## BEGIN
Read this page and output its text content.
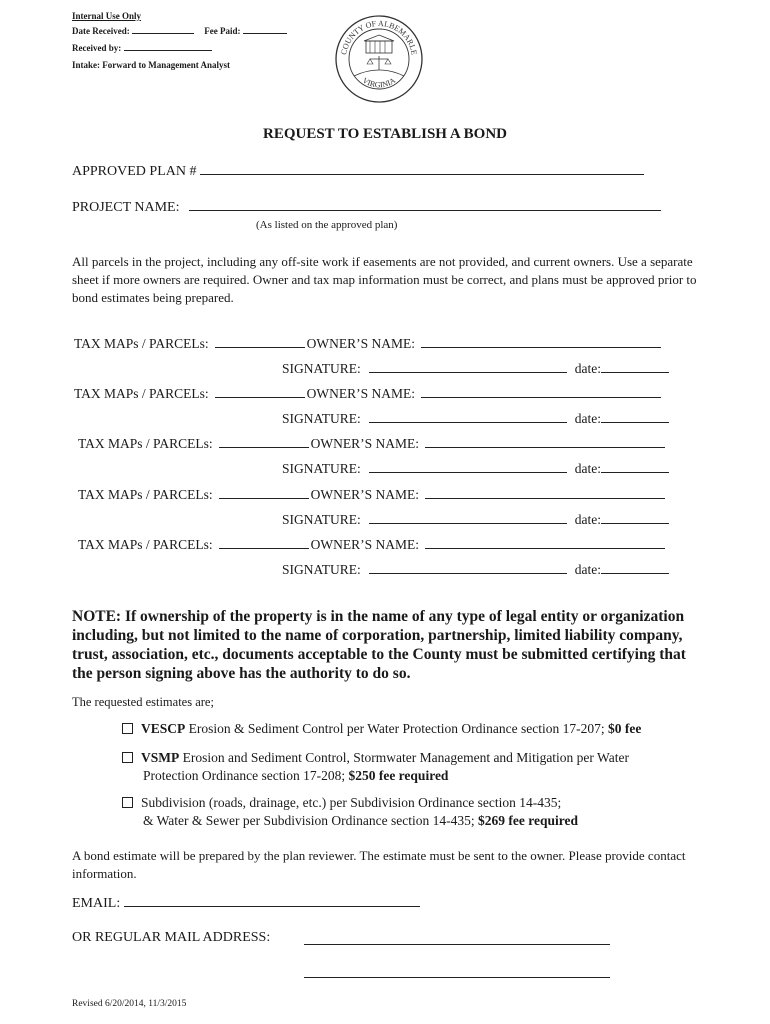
Internal Use Only
Date Received:	Fee Paid:
Received by:
Intake: Forward to Management Analyst
COUNTY OF ALBEMARLE
VIRGINIA
REQUEST TO ESTABLISH A BOND
APPROVED PLAN #
PROJECT NAME:
(As listed on the approved plan)
All parcels in the project, including any off-site work if easements are not provided, and current owners. Use a separate sheet if more owners are required. Owner and tax map information must be correct, and plans must be approved prior to bond estimates being prepared.
TAX MAPs / PARCELs:	OWNER’S NAME:
SIGNATURE:	date:
TAX MAPs / PARCELs:	OWNER’S NAME:
SIGNATURE:	date:
TAX MAPs / PARCELs:	OWNER’S NAME:
SIGNATURE:	date:
TAX MAPs / PARCELs:	OWNER’S NAME:
SIGNATURE:	date:
TAX MAPs / PARCELs:	OWNER’S NAME:
SIGNATURE:	date:
NOTE: If ownership of the property is in the name of any type of legal entity or organization including, but not limited to the name of corporation, partnership, limited liability company, trust, association, etc., documents acceptable to the County must be submitted certifying that the person signing above has the authority to do so.
The requested estimates are;
VESCP Erosion & Sediment Control per Water Protection Ordinance section 17-207; $0 fee
VSMP Erosion and Sediment Control, Stormwater Management and Mitigation per Water
Protection Ordinance section 17-208; $250 fee required
Subdivision (roads, drainage, etc.) per Subdivision Ordinance section 14-435;
& Water & Sewer per Subdivision Ordinance section 14-435; $269 fee required
A bond estimate will be prepared by the plan reviewer. The estimate must be sent to the owner. Please provide contact information.
EMAIL:
OR REGULAR MAIL ADDRESS:
Revised 6/20/2014, 11/3/2015
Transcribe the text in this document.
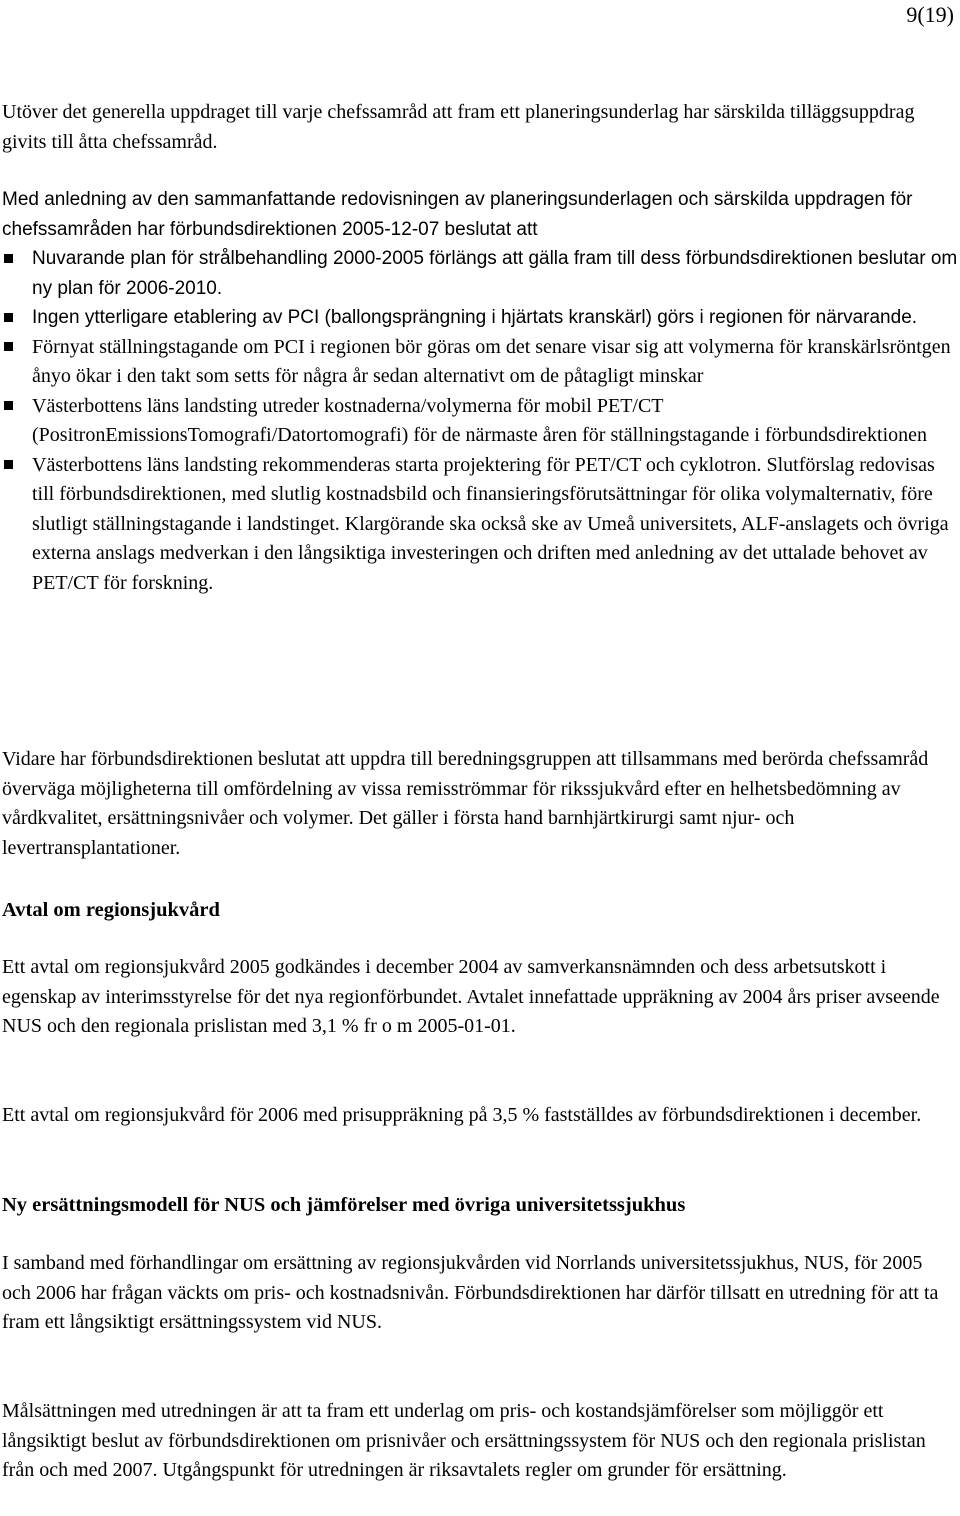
9(19)

Utöver det generella uppdraget till varje chefssamråd att fram ett planeringsunderlag har särskilda tilläggsuppdrag givits till åtta chefssamråd.

Med anledning av den sammanfattande redovisningen av planeringsunderlagen och särskilda uppdragen för chefssamråden har förbundsdirektionen 2005-12-07 beslutat att

Nuvarande plan för strålbehandling 2000-2005 förlängs att gälla fram till dess förbundsdirektionen beslutar om ny plan för 2006-2010.
Ingen ytterligare etablering av PCI (ballongsprängning i hjärtats kranskärl) görs i regionen för närvarande.
Förnyat ställningstagande om PCI i regionen bör göras om det senare visar sig att volymerna för kranskärlsröntgen ånyo ökar i den takt som setts för några år sedan alternativt om de påtagligt minskar
Västerbottens läns landsting utreder kostnaderna/volymerna för mobil PET/CT (PositronEmissionsTomografi/Datortomografi) för de närmaste åren för ställningstagande i förbundsdirektionen
Västerbottens läns landsting rekommenderas starta projektering för PET/CT och cyklotron. Slutförslag redovisas till förbundsdirektionen, med slutlig kostnadsbild och finansieringsförutsättningar för olika volymalternativ, före slutligt ställningstagande i landstinget. Klargörande ska också ske av Umeå universitets, ALF-anslagets och övriga externa anslags medverkan i den långsiktiga investeringen och driften med anledning av det uttalade behovet av PET/CT för forskning.

Vidare har förbundsdirektionen beslutat att uppdra till beredningsgruppen att tillsammans med berörda chefssamråd överväga möjligheterna till omfördelning av vissa remisströmmar för rikssjukvård efter en helhetsbedömning av vårdkvalitet, ersättningsnivåer och volymer. Det gäller i första hand barnhjärtkirurgi samt njur- och levertransplantationer.

Avtal om regionsjukvård

Ett avtal om regionsjukvård 2005 godkändes i december 2004 av samverkansnämnden och dess arbetsutskott i egenskap av interimsstyrelse för det nya regionförbundet. Avtalet innefattade uppräkning av 2004 års priser avseende NUS och den regionala prislistan med 3,1 % fr o m 2005-01-01.

Ett avtal om regionsjukvård för 2006 med prisuppräkning på 3,5 % fastställdes av förbundsdirektionen i december.

Ny ersättningsmodell för NUS och jämförelser med övriga universitetssjukhus

I samband med förhandlingar om ersättning av regionsjukvården vid Norrlands universitetssjukhus, NUS, för 2005 och 2006 har frågan väckts om pris- och kostnadsnivån. Förbundsdirektionen har därför tillsatt en utredning för att ta fram ett långsiktigt ersättningssystem vid NUS.

Målsättningen med utredningen är att ta fram ett underlag om pris- och kostandsjämförelser som möjliggör ett långsiktigt beslut av förbundsdirektionen om prisnivåer och ersättningssystem för NUS och den regionala prislistan från och med 2007. Utgångspunkt för utredningen är riksavtalets regler om grunder för ersättning.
## END
Exclude the images, then output the data above word for word.

» Solution to this problem
Read this page and output its text content.
Internal Use Only
Date Received:	Fee Paid:
Received by:
Intake: Forward to Management Analyst
COUNTY OF ALBEMARLE
VIRGINIA
REQUEST TO ESTABLISH A BOND
APPROVED PLAN #
PROJECT NAME:
(As listed on the approved plan)
All parcels in the project, including any off-site work if easements are not provided, and current owners. Use a separate sheet if more owners are required. Owner and tax map information must be correct, and plans must be approved prior to bond estimates being prepared.
TAX MAPs / PARCELs:	OWNER’S NAME:
SIGNATURE:	date:
TAX MAPs / PARCELs:	OWNER’S NAME:
SIGNATURE:	date:
TAX MAPs / PARCELs:	OWNER’S NAME:
SIGNATURE:	date:
TAX MAPs / PARCELs:	OWNER’S NAME:
SIGNATURE:	date:
TAX MAPs / PARCELs:	OWNER’S NAME:
SIGNATURE:	date:
NOTE: If ownership of the property is in the name of any type of legal entity or organization including, but not limited to the name of corporation, partnership, limited liability company, trust, association, etc., documents acceptable to the County must be submitted certifying that the person signing above has the authority to do so.
The requested estimates are;
VESCP Erosion & Sediment Control per Water Protection Ordinance section 17-207; $0 fee
VSMP Erosion and Sediment Control, Stormwater Management and Mitigation per Water
Protection Ordinance section 17-208; $250 fee required
Subdivision (roads, drainage, etc.) per Subdivision Ordinance section 14-435;
& Water & Sewer per Subdivision Ordinance section 14-435; $269 fee required
A bond estimate will be prepared by the plan reviewer. The estimate must be sent to the owner. Please provide contact information.
EMAIL:
OR REGULAR MAIL ADDRESS:
Revised 6/20/2014, 11/3/2015
Transcribe the text in this document.
9(19)

Utöver det generella uppdraget till varje chefssamråd att fram ett planeringsunderlag har särskilda tilläggsuppdrag givits till åtta chefssamråd.

Med anledning av den sammanfattande redovisningen av planeringsunderlagen och särskilda uppdragen för chefssamråden har förbundsdirektionen 2005-12-07 beslutat att

Nuvarande plan för strålbehandling 2000-2005 förlängs att gälla fram till dess förbundsdirektionen beslutar om ny plan för 2006-2010.
Ingen ytterligare etablering av PCI (ballongsprängning i hjärtats kranskärl) görs i regionen för närvarande.
Förnyat ställningstagande om PCI i regionen bör göras om det senare visar sig att volymerna för kranskärlsröntgen ånyo ökar i den takt som setts för några år sedan alternativt om de påtagligt minskar
Västerbottens läns landsting utreder kostnaderna/volymerna för mobil PET/CT (PositronEmissionsTomografi/Datortomografi) för de närmaste åren för ställningstagande i förbundsdirektionen
Västerbottens läns landsting rekommenderas starta projektering för PET/CT och cyklotron. Slutförslag redovisas till förbundsdirektionen, med slutlig kostnadsbild och finansieringsförutsättningar för olika volymalternativ, före slutligt ställningstagande i landstinget. Klargörande ska också ske av Umeå universitets, ALF-anslagets och övriga externa anslags medverkan i den långsiktiga investeringen och driften med anledning av det uttalade behovet av PET/CT för forskning.

Vidare har förbundsdirektionen beslutat att uppdra till beredningsgruppen att tillsammans med berörda chefssamråd överväga möjligheterna till omfördelning av vissa remisströmmar för rikssjukvård efter en helhetsbedömning av vårdkvalitet, ersättningsnivåer och volymer. Det gäller i första hand barnhjärtkirurgi samt njur- och levertransplantationer.

Avtal om regionsjukvård

Ett avtal om regionsjukvård 2005 godkändes i december 2004 av samverkansnämnden och dess arbetsutskott i egenskap av interimsstyrelse för det nya regionförbundet. Avtalet innefattade uppräkning av 2004 års priser avseende NUS och den regionala prislistan med 3,1 % fr o m 2005-01-01.

Ett avtal om regionsjukvård för 2006 med prisuppräkning på 3,5 % fastställdes av förbundsdirektionen i december.

Ny ersättningsmodell för NUS och jämförelser med övriga universitetssjukhus

I samband med förhandlingar om ersättning av regionsjukvården vid Norrlands universitetssjukhus, NUS, för 2005 och 2006 har frågan väckts om pris- och kostnadsnivån. Förbundsdirektionen har därför tillsatt en utredning för att ta fram ett långsiktigt ersättningssystem vid NUS.

Målsättningen med utredningen är att ta fram ett underlag om pris- och kostandsjämförelser som möjliggör ett långsiktigt beslut av förbundsdirektionen om prisnivåer och ersättningssystem för NUS och den regionala prislistan från och med 2007. Utgångspunkt för utredningen är riksavtalets regler om grunder för ersättning.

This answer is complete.